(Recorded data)
————
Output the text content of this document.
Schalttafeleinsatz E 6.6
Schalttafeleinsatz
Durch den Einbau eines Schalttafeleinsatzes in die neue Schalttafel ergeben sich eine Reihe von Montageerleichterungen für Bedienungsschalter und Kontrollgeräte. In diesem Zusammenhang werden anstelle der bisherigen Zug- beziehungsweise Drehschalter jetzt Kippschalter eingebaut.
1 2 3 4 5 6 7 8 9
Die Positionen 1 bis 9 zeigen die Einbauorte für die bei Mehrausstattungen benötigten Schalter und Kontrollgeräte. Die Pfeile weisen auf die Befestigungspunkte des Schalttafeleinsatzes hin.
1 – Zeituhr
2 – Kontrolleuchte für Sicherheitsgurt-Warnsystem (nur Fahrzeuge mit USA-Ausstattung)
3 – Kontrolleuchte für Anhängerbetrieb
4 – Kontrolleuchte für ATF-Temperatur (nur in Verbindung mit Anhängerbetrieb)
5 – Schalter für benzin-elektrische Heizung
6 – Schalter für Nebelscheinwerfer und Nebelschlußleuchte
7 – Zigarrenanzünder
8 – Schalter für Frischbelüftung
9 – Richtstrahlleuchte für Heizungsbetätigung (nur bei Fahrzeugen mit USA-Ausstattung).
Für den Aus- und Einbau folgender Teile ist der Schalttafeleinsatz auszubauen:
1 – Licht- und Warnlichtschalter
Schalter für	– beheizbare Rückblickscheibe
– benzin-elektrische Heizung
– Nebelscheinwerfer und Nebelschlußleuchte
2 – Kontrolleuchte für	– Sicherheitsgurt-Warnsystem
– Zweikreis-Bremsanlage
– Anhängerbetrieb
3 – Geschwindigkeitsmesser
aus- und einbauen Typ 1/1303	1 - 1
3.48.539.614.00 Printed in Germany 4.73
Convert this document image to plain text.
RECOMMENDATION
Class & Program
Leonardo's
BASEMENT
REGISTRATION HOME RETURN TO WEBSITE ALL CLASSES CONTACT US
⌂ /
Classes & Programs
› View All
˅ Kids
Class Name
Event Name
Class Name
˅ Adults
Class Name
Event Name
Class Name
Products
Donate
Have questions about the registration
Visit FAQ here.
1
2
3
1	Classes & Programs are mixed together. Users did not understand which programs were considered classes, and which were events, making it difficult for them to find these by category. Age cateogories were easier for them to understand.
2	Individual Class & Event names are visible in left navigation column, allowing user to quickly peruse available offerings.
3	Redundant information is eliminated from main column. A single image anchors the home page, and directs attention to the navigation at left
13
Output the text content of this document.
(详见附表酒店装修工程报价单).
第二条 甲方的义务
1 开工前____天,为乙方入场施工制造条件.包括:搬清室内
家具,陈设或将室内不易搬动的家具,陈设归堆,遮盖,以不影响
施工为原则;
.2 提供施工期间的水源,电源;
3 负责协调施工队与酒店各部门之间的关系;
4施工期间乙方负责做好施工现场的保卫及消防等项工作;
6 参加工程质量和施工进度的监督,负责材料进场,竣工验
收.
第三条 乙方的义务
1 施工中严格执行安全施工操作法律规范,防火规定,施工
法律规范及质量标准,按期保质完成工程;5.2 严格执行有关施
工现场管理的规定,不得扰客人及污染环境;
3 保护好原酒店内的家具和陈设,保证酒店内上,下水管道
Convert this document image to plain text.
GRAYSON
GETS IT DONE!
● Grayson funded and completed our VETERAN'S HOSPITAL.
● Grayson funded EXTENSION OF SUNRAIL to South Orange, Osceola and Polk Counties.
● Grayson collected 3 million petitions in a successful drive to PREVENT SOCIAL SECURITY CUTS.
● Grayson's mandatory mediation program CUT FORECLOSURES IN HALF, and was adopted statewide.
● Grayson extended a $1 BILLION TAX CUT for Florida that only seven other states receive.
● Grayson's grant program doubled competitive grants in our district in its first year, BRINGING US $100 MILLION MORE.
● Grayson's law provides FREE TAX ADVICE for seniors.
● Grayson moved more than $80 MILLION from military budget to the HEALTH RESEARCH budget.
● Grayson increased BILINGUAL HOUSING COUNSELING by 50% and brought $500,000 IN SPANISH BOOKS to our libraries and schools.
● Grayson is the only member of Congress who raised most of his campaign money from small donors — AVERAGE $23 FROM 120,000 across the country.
————
## WHAT NEEDS TO BE DONE
Give back the whole listing exactly as it reads.

## THE COMPLETED TASK
Output the text content of this document.
Schalttafeleinsatz E 6.6
Schalttafeleinsatz
Durch den Einbau eines Schalttafeleinsatzes in die neue Schalttafel ergeben sich eine Reihe von Montageerleichterungen für Bedienungsschalter und Kontrollgeräte. In diesem Zusammenhang werden anstelle der bisherigen Zug- beziehungsweise Drehschalter jetzt Kippschalter eingebaut.
1 2 3 4 5 6 7 8 9
Die Positionen 1 bis 9 zeigen die Einbauorte für die bei Mehrausstattungen benötigten Schalter und Kontrollgeräte. Die Pfeile weisen auf die Befestigungspunkte des Schalttafeleinsatzes hin.
1 – Zeituhr
2 – Kontrolleuchte für Sicherheitsgurt-Warnsystem (nur Fahrzeuge mit USA-Ausstattung)
3 – Kontrolleuchte für Anhängerbetrieb
4 – Kontrolleuchte für ATF-Temperatur (nur in Verbindung mit Anhängerbetrieb)
5 – Schalter für benzin-elektrische Heizung
6 – Schalter für Nebelscheinwerfer und Nebelschlußleuchte
7 – Zigarrenanzünder
8 – Schalter für Frischbelüftung
9 – Richtstrahlleuchte für Heizungsbetätigung (nur bei Fahrzeugen mit USA-Ausstattung).
Für den Aus- und Einbau folgender Teile ist der Schalttafeleinsatz auszubauen:
1 – Licht- und Warnlichtschalter
Schalter für	– beheizbare Rückblickscheibe
– benzin-elektrische Heizung
– Nebelscheinwerfer und Nebelschlußleuchte
2 – Kontrolleuchte für	– Sicherheitsgurt-Warnsystem
– Zweikreis-Bremsanlage
– Anhängerbetrieb
3 – Geschwindigkeitsmesser
aus- und einbauen Typ 1/1303	1 - 1
3.48.539.614.00 Printed in Germany 4.73
Convert this document image to plain text.
RECOMMENDATION
Class & Program
Leonardo's
BASEMENT
REGISTRATION HOME RETURN TO WEBSITE ALL CLASSES CONTACT US
⌂ /
Classes & Programs
› View All
˅ Kids
Class Name
Event Name
Class Name
˅ Adults
Class Name
Event Name
Class Name
Products
Donate
Have questions about the registration
Visit FAQ here.
1
2
3
1	Classes & Programs are mixed together. Users did not understand which programs were considered classes, and which were events, making it difficult for them to find these by category. Age cateogories were easier for them to understand.
2	Individual Class & Event names are visible in left navigation column, allowing user to quickly peruse available offerings.
3	Redundant information is eliminated from main column. A single image anchors the home page, and directs attention to the navigation at left
13
Output the text content of this document.
(详见附表酒店装修工程报价单).
第二条 甲方的义务
1 开工前____天,为乙方入场施工制造条件.包括:搬清室内
家具,陈设或将室内不易搬动的家具,陈设归堆,遮盖,以不影响
施工为原则;
.2 提供施工期间的水源,电源;
3 负责协调施工队与酒店各部门之间的关系;
4施工期间乙方负责做好施工现场的保卫及消防等项工作;
6 参加工程质量和施工进度的监督,负责材料进场,竣工验
收.
第三条 乙方的义务
1 施工中严格执行安全施工操作法律规范,防火规定,施工
法律规范及质量标准,按期保质完成工程;5.2 严格执行有关施
工现场管理的规定,不得扰客人及污染环境;
3 保护好原酒店内的家具和陈设,保证酒店内上,下水管道
Convert this document image to plain text.
GRAYSON
GETS IT DONE!
● Grayson funded and completed our VETERAN'S HOSPITAL.
● Grayson funded EXTENSION OF SUNRAIL to South Orange, Osceola and Polk Counties.
● Grayson collected 3 million petitions in a successful drive to PREVENT SOCIAL SECURITY CUTS.
● Grayson's mandatory mediation program CUT FORECLOSURES IN HALF, and was adopted statewide.
● Grayson extended a $1 BILLION TAX CUT for Florida that only seven other states receive.
● Grayson's grant program doubled competitive grants in our district in its first year, BRINGING US $100 MILLION MORE.
● Grayson's law provides FREE TAX ADVICE for seniors.
● Grayson moved more than $80 MILLION from military budget to the HEALTH RESEARCH budget.
● Grayson increased BILINGUAL HOUSING COUNSELING by 50% and brought $500,000 IN SPANISH BOOKS to our libraries and schools.
● Grayson is the only member of Congress who raised most of his campaign money from small donors — AVERAGE $23 FROM 120,000 across the country.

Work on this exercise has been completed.